Retype the whole listing verbatim and keep the pictures out of it.

---- Task input

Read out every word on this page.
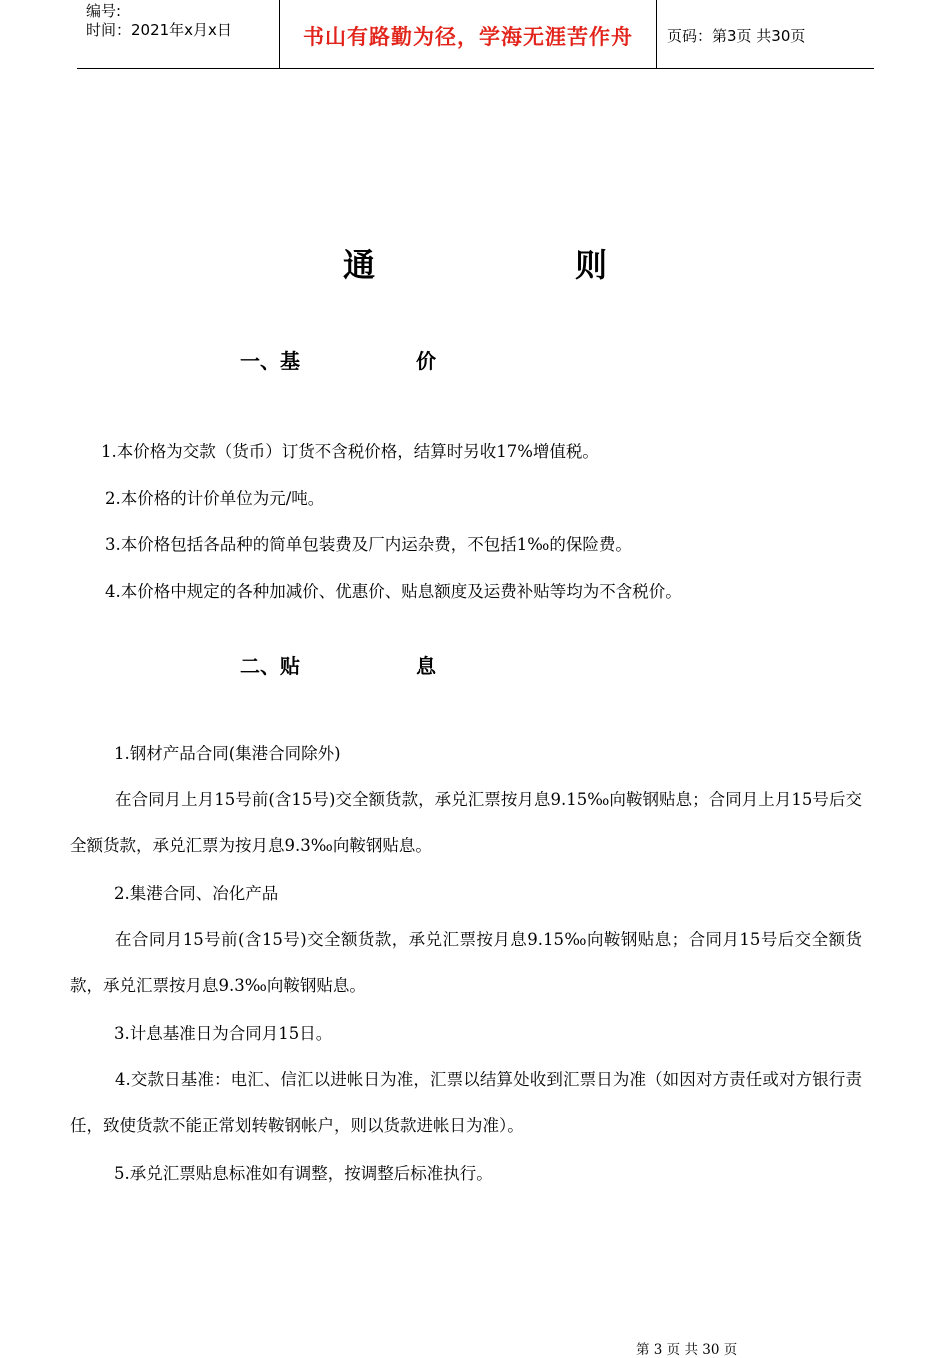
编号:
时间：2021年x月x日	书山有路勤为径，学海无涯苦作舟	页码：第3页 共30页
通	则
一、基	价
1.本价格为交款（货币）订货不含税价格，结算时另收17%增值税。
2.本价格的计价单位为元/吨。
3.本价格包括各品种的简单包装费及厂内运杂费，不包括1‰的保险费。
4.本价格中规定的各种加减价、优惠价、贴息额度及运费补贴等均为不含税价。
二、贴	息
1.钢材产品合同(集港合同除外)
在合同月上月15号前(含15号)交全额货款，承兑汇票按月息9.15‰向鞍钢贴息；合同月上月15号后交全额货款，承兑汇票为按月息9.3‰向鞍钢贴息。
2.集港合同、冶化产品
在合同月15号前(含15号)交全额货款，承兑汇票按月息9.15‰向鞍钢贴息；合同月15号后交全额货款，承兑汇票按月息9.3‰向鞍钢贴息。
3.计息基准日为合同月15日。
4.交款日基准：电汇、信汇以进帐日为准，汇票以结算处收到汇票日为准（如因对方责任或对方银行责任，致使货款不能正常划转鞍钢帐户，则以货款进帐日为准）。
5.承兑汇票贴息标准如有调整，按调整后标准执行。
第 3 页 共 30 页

--------

■ Finished task
Read out every word on this page.
编号:
时间：2021年x月x日	书山有路勤为径，学海无涯苦作舟	页码：第3页 共30页
通	则
一、基	价
1.本价格为交款（货币）订货不含税价格，结算时另收17%增值税。
2.本价格的计价单位为元/吨。
3.本价格包括各品种的简单包装费及厂内运杂费，不包括1‰的保险费。
4.本价格中规定的各种加减价、优惠价、贴息额度及运费补贴等均为不含税价。
二、贴	息
1.钢材产品合同(集港合同除外)
在合同月上月15号前(含15号)交全额货款，承兑汇票按月息9.15‰向鞍钢贴息；合同月上月15号后交全额货款，承兑汇票为按月息9.3‰向鞍钢贴息。
2.集港合同、冶化产品
在合同月15号前(含15号)交全额货款，承兑汇票按月息9.15‰向鞍钢贴息；合同月15号后交全额货款，承兑汇票按月息9.3‰向鞍钢贴息。
3.计息基准日为合同月15日。
4.交款日基准：电汇、信汇以进帐日为准，汇票以结算处收到汇票日为准（如因对方责任或对方银行责任，致使货款不能正常划转鞍钢帐户，则以货款进帐日为准）。
5.承兑汇票贴息标准如有调整，按调整后标准执行。
第 3 页 共 30 页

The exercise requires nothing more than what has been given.